Give the lines from the start of the rows through the line containing "Text: Energy Efficiency", inclusive, as a JSON list of strings with one string per line and blank lines omitted.

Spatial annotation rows

━━━━━━━━━━━━━━━━━━━━━━━━━━━━━━

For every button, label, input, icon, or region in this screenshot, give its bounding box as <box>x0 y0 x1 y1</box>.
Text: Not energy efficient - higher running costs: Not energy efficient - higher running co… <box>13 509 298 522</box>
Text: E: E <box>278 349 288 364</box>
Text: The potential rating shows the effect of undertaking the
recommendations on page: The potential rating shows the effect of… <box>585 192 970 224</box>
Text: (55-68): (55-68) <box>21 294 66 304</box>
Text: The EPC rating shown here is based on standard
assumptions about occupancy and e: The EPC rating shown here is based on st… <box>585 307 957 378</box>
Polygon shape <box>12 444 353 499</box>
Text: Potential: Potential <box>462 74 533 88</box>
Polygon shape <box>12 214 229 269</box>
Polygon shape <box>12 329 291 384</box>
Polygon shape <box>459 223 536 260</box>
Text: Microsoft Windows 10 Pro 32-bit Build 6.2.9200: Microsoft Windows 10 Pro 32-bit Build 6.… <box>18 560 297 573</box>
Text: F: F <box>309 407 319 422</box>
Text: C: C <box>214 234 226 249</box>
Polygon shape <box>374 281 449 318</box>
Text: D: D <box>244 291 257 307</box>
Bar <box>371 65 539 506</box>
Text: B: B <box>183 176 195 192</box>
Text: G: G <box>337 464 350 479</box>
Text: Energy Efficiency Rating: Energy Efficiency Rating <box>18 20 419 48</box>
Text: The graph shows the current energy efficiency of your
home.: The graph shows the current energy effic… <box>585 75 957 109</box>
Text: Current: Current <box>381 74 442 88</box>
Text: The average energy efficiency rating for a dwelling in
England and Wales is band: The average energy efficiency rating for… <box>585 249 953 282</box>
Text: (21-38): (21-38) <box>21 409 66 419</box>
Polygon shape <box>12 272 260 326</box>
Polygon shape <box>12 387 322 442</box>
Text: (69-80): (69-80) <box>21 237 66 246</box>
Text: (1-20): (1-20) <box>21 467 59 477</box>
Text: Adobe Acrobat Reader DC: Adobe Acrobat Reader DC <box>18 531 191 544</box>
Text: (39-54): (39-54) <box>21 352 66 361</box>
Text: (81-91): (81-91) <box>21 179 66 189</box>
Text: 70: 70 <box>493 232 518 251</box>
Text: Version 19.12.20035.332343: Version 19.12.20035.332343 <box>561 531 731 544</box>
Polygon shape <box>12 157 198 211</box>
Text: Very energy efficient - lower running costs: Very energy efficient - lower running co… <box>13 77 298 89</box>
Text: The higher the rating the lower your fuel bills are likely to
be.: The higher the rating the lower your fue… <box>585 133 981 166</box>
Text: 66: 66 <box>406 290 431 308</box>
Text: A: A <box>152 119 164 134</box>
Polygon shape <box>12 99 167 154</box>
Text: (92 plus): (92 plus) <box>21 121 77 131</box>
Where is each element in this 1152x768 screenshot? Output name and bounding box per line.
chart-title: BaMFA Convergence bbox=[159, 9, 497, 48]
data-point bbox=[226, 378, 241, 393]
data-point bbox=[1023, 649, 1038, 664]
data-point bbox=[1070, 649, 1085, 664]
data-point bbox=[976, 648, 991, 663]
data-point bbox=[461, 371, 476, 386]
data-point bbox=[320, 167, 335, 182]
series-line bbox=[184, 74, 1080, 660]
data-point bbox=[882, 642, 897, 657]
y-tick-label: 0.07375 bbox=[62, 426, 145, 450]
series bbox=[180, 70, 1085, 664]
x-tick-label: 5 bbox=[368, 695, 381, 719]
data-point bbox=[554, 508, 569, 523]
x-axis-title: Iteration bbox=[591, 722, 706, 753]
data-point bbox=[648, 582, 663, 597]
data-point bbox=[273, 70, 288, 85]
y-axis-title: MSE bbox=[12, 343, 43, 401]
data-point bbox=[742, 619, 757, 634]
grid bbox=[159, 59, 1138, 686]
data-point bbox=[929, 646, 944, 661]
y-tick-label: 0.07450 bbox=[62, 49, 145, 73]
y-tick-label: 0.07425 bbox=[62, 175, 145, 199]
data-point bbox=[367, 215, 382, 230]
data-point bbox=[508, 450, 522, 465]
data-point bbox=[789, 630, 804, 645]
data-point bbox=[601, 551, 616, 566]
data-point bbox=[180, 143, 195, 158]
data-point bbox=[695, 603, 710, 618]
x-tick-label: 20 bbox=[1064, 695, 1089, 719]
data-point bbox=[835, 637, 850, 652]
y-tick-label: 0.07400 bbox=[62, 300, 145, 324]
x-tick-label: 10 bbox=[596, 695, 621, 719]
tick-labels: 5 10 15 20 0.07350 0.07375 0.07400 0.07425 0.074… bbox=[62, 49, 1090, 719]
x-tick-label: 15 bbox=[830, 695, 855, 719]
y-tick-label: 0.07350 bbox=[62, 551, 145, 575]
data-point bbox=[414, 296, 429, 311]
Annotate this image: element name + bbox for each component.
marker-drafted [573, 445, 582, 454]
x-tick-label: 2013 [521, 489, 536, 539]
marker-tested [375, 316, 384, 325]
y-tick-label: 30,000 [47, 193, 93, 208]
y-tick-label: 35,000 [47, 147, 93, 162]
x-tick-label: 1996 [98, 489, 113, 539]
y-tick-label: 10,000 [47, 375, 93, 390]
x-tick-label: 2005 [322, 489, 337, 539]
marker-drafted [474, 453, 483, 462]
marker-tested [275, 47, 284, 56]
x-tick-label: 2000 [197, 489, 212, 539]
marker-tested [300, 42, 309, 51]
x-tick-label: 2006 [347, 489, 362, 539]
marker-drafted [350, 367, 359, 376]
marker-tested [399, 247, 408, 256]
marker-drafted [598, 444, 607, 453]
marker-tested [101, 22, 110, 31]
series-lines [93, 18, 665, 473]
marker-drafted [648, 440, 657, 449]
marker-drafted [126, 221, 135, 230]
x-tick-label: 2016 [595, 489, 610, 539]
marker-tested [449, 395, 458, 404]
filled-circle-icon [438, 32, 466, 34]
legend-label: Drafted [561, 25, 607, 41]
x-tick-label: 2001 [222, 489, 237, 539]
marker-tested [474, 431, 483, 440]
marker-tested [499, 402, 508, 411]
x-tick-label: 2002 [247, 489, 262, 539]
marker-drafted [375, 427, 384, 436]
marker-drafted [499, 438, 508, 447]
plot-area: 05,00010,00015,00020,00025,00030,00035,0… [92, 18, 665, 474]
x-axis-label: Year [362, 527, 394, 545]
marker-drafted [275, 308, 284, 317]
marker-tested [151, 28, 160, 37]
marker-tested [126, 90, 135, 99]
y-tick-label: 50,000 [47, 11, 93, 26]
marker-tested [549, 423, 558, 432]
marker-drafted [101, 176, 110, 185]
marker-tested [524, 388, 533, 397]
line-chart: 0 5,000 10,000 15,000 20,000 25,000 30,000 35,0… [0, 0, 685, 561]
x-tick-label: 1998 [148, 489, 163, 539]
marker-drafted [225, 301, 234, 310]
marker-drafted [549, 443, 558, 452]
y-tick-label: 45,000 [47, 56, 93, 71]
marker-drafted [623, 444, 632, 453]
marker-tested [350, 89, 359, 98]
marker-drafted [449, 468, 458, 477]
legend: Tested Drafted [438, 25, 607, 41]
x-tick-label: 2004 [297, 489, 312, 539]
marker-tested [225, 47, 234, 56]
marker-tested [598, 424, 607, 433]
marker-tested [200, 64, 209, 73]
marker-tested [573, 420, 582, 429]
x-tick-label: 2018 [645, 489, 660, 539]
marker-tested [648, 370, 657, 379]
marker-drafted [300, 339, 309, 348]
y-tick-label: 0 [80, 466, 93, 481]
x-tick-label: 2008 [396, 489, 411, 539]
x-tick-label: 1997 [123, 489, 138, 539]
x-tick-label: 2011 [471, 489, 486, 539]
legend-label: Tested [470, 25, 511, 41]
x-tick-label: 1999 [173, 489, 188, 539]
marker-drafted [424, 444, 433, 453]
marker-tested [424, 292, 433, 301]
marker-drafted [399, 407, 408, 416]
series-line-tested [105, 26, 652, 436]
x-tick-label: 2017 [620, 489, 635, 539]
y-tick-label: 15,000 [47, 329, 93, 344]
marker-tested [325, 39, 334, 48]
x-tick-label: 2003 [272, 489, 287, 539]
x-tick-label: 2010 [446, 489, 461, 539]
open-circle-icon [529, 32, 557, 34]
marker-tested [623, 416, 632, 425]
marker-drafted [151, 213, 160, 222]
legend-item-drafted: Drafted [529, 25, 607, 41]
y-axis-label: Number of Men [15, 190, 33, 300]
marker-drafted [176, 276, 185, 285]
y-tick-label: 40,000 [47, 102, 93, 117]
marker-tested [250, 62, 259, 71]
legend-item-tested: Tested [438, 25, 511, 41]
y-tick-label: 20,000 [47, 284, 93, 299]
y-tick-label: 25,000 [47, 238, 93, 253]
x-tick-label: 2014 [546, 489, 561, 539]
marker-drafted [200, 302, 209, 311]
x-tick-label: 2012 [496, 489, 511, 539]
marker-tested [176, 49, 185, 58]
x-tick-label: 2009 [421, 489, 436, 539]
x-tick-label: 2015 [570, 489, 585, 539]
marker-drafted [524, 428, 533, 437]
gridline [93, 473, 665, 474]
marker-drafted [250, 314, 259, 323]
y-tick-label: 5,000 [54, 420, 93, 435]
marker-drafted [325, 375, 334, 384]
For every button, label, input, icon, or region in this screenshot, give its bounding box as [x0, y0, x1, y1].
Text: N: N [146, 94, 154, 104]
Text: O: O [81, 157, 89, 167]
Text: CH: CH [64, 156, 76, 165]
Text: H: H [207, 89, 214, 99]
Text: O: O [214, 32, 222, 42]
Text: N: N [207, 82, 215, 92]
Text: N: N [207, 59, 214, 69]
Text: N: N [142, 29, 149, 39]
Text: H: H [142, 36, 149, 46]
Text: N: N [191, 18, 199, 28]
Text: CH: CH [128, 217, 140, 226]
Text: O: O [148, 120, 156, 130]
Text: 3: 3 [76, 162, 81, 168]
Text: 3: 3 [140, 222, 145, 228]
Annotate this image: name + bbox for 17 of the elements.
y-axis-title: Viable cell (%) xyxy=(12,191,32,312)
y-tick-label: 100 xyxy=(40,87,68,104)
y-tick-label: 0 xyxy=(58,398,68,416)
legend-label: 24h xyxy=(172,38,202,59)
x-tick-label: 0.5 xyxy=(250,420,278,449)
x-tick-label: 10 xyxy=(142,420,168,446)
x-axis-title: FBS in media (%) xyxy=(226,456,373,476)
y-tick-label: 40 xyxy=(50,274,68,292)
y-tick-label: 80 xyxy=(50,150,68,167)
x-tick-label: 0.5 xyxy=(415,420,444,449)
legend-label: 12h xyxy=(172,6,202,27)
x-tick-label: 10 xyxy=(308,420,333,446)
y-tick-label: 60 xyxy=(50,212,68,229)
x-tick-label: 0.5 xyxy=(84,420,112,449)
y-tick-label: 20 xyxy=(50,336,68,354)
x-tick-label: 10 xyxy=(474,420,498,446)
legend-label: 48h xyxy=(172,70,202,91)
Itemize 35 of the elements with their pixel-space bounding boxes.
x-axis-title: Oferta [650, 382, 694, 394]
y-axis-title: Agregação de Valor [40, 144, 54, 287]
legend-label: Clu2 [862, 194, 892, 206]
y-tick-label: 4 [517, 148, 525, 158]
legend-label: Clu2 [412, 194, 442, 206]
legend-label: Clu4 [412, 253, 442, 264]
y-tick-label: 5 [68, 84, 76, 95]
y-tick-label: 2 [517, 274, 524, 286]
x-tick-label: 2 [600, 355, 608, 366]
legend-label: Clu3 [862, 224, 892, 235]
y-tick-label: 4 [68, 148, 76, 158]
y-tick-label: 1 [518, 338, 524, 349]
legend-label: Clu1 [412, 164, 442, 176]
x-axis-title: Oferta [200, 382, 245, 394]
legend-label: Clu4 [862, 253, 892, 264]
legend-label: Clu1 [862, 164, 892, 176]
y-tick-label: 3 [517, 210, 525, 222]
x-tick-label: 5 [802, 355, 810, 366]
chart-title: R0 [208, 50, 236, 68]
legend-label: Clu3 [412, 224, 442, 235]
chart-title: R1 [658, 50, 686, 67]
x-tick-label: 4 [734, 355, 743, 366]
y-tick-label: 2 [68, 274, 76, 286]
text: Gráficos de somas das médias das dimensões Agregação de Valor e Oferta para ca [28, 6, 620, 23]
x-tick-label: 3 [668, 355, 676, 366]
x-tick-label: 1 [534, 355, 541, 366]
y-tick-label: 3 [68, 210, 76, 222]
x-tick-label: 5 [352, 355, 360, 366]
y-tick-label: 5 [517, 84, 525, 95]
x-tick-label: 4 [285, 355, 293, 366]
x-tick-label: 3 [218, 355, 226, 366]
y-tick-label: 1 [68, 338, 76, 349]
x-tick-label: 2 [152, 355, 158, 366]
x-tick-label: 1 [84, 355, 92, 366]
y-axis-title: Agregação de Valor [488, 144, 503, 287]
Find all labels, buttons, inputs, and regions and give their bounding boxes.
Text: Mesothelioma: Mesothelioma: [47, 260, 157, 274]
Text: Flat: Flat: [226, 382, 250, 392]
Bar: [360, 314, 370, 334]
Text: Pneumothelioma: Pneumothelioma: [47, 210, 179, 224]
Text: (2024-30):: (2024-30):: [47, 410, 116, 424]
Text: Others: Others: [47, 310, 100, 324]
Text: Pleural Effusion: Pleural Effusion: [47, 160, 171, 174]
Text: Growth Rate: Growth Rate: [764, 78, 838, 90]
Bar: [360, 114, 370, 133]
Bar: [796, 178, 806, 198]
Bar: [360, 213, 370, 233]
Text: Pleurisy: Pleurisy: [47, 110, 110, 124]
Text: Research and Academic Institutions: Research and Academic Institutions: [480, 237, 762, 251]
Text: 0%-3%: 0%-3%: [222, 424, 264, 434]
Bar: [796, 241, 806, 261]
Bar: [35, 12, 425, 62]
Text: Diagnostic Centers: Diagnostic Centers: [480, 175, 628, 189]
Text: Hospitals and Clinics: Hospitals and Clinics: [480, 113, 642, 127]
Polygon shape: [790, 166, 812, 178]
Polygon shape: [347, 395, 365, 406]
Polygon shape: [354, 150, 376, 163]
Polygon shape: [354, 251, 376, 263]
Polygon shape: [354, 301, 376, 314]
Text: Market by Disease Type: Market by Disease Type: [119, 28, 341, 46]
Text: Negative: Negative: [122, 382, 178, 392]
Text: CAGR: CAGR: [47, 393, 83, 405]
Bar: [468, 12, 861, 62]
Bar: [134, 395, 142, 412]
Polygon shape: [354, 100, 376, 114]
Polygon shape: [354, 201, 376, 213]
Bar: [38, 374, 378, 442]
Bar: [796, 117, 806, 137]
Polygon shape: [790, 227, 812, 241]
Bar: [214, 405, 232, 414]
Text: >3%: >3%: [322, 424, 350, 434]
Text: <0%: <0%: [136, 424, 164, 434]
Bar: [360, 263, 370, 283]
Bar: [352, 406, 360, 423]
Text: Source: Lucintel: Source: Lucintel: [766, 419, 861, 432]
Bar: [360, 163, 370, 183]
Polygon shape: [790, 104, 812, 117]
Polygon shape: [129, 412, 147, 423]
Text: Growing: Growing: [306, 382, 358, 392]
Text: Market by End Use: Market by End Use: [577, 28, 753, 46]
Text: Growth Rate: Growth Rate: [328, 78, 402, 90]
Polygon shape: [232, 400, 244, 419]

━━━━━━━━━━━━━━━━━━━━━━━━━━━━━━

#### Complete output:
[
  "For every button, label, input, icon, or region in this screenshot, give its bounding box as <box>x0 y0 x1 y1</box>.",
  "Text: Not energy efficient - higher running costs: Not energy efficient - higher running co… <box>13 509 298 522</box>",
  "Text: E: E <box>278 349 288 364</box>",
  "Text: The potential rating shows the effect of undertaking the",
  "recommendations on page: The potential rating shows the effect of… <box>585 192 970 224</box>",
  "Text: (55-68): (55-68) <box>21 294 66 304</box>",
  "Text: The EPC rating shown here is based on standard",
  "assumptions about occupancy and e: The EPC rating shown here is based on st… <box>585 307 957 378</box>",
  "Polygon shape <box>12 444 353 499</box>",
  "Text: Potential: Potential <box>462 74 533 88</box>",
  "Polygon shape <box>12 214 229 269</box>",
  "Polygon shape <box>12 329 291 384</box>",
  "Polygon shape <box>459 223 536 260</box>",
  "Text: Microsoft Windows 10 Pro 32-bit Build 6.2.9200: Microsoft Windows 10 Pro 32-bit Build 6.… <box>18 560 297 573</box>",
  "Text: F: F <box>309 407 319 422</box>",
  "Text: C: C <box>214 234 226 249</box>",
  "Polygon shape <box>374 281 449 318</box>",
  "Text: D: D <box>244 291 257 307</box>",
  "Bar <box>371 65 539 506</box>",
  "Text: B: B <box>183 176 195 192</box>",
  "Text: G: G <box>337 464 350 479</box>",
  "Text: Energy Efficiency Rating: Energy Efficiency Rating <box>18 20 419 48</box>"
]